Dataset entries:
◆ ◆ ◆ ◆ ◆ ◆ ◆

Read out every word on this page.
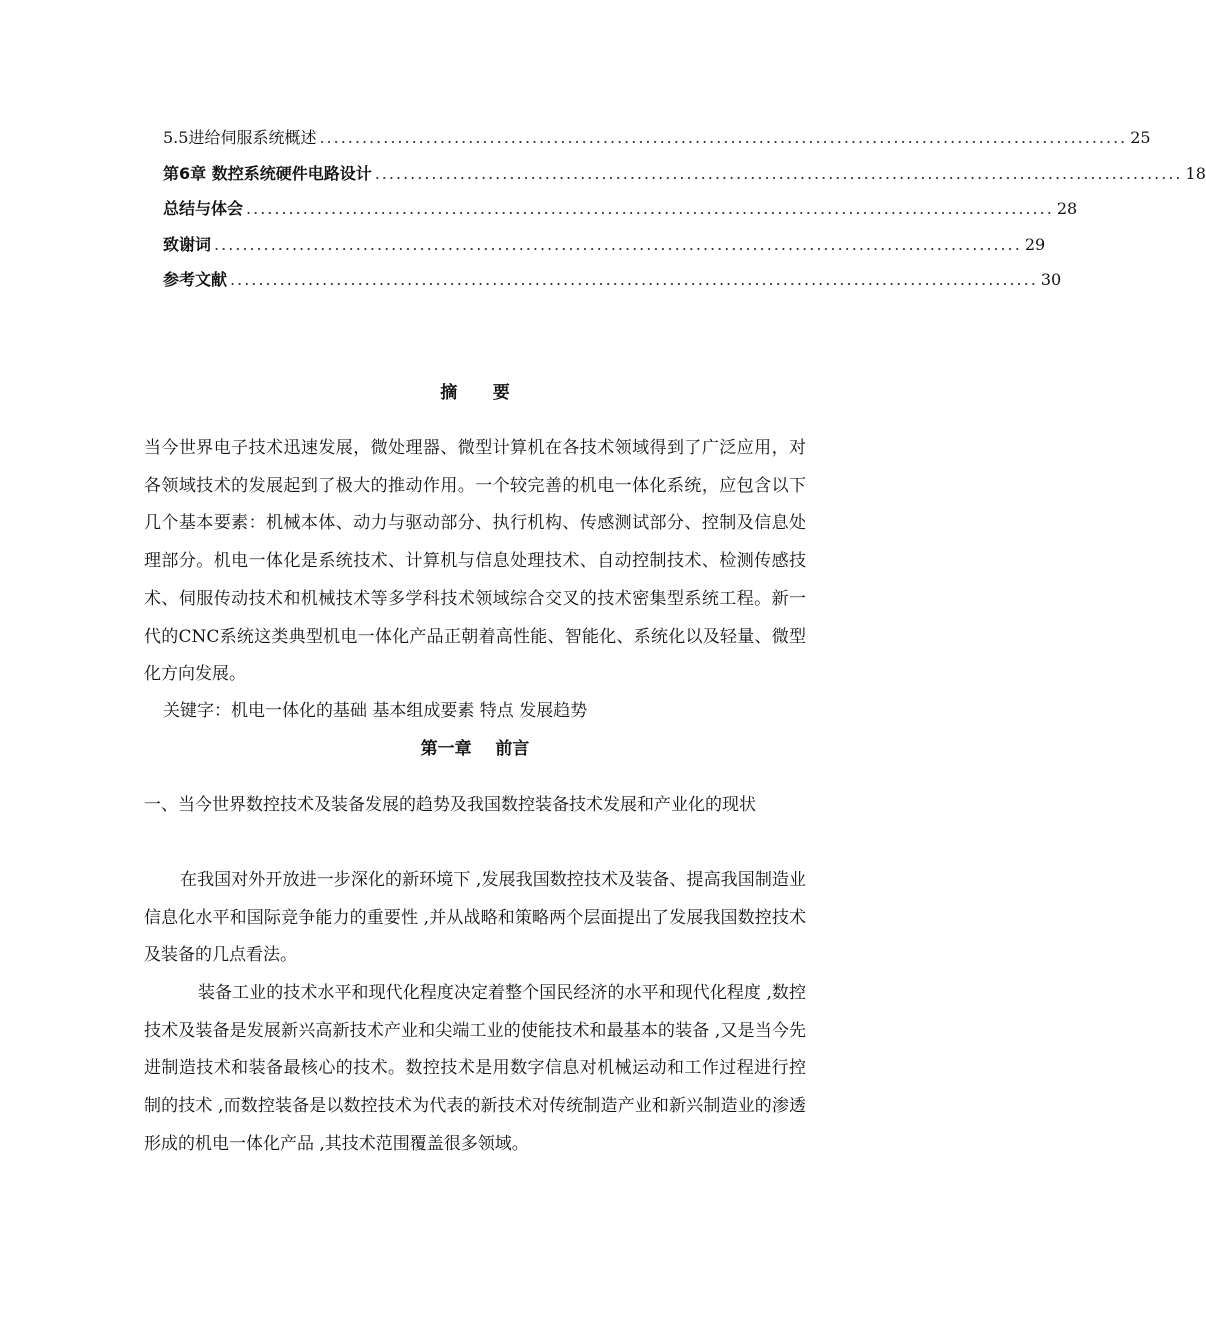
5.5进给伺服系统概述 .................................................................................................................. 25
第6章 数控系统硬件电路设计 .................................................................................................................. 18
总结与体会 .................................................................................................................. 28
致谢词 .................................................................................................................. 29
参考文献 .................................................................................................................. 30
摘      要

当今世界电子技术迅速发展，微处理器、微型计算机在各技术领域得到了广泛应用，对各领域技术的发展起到了极大的推动作用。一个较完善的机电一体化系统，应包含以下几个基本要素：机械本体、动力与驱动部分、执行机构、传感测试部分、控制及信息处理部分。机电一体化是系统技术、计算机与信息处理技术、自动控制技术、检测传感技术、伺服传动技术和机械技术等多学科技术领域综合交叉的技术密集型系统工程。新一代的CNC系统这类典型机电一体化产品正朝着高性能、智能化、系统化以及轻量、微型化方向发展。

关键字：机电一体化的基础 基本组成要素 特点 发展趋势
第一章    前言

一、当今世界数控技术及装备发展的趋势及我国数控装备技术发展和产业化的现状

在我国对外开放进一步深化的新环境下 ,发展我国数控技术及装备、提高我国制造业信息化水平和国际竞争能力的重要性 ,并从战略和策略两个层面提出了发展我国数控技术及装备的几点看法。

装备工业的技术水平和现代化程度决定着整个国民经济的水平和现代化程度 ,数控技术及装备是发展新兴高新技术产业和尖端工业的使能技术和最基本的装备 ,又是当今先进制造技术和装备最核心的技术。数控技术是用数字信息对机械运动和工作过程进行控制的技术 ,而数控装备是以数控技术为代表的新技术对传统制造产业和新兴制造业的渗透形成的机电一体化产品 ,其技术范围覆盖很多领域。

◆ ◆ ◆ ◆ ◆ ◆ ◆

Problem requirements ->
Your task is an exact transcription of all the data, minus the pictures.

Solution to the problem ->
Read out every word on this page.
5.5进给伺服系统概述 .................................................................................................................. 25
第6章 数控系统硬件电路设计 .................................................................................................................. 18
总结与体会 .................................................................................................................. 28
致谢词 .................................................................................................................. 29
参考文献 .................................................................................................................. 30
摘      要

当今世界电子技术迅速发展，微处理器、微型计算机在各技术领域得到了广泛应用，对各领域技术的发展起到了极大的推动作用。一个较完善的机电一体化系统，应包含以下几个基本要素：机械本体、动力与驱动部分、执行机构、传感测试部分、控制及信息处理部分。机电一体化是系统技术、计算机与信息处理技术、自动控制技术、检测传感技术、伺服传动技术和机械技术等多学科技术领域综合交叉的技术密集型系统工程。新一代的CNC系统这类典型机电一体化产品正朝着高性能、智能化、系统化以及轻量、微型化方向发展。

关键字：机电一体化的基础 基本组成要素 特点 发展趋势
第一章    前言

一、当今世界数控技术及装备发展的趋势及我国数控装备技术发展和产业化的现状

在我国对外开放进一步深化的新环境下 ,发展我国数控技术及装备、提高我国制造业信息化水平和国际竞争能力的重要性 ,并从战略和策略两个层面提出了发展我国数控技术及装备的几点看法。

装备工业的技术水平和现代化程度决定着整个国民经济的水平和现代化程度 ,数控技术及装备是发展新兴高新技术产业和尖端工业的使能技术和最基本的装备 ,又是当今先进制造技术和装备最核心的技术。数控技术是用数字信息对机械运动和工作过程进行控制的技术 ,而数控装备是以数控技术为代表的新技术对传统制造产业和新兴制造业的渗透形成的机电一体化产品 ,其技术范围覆盖很多领域。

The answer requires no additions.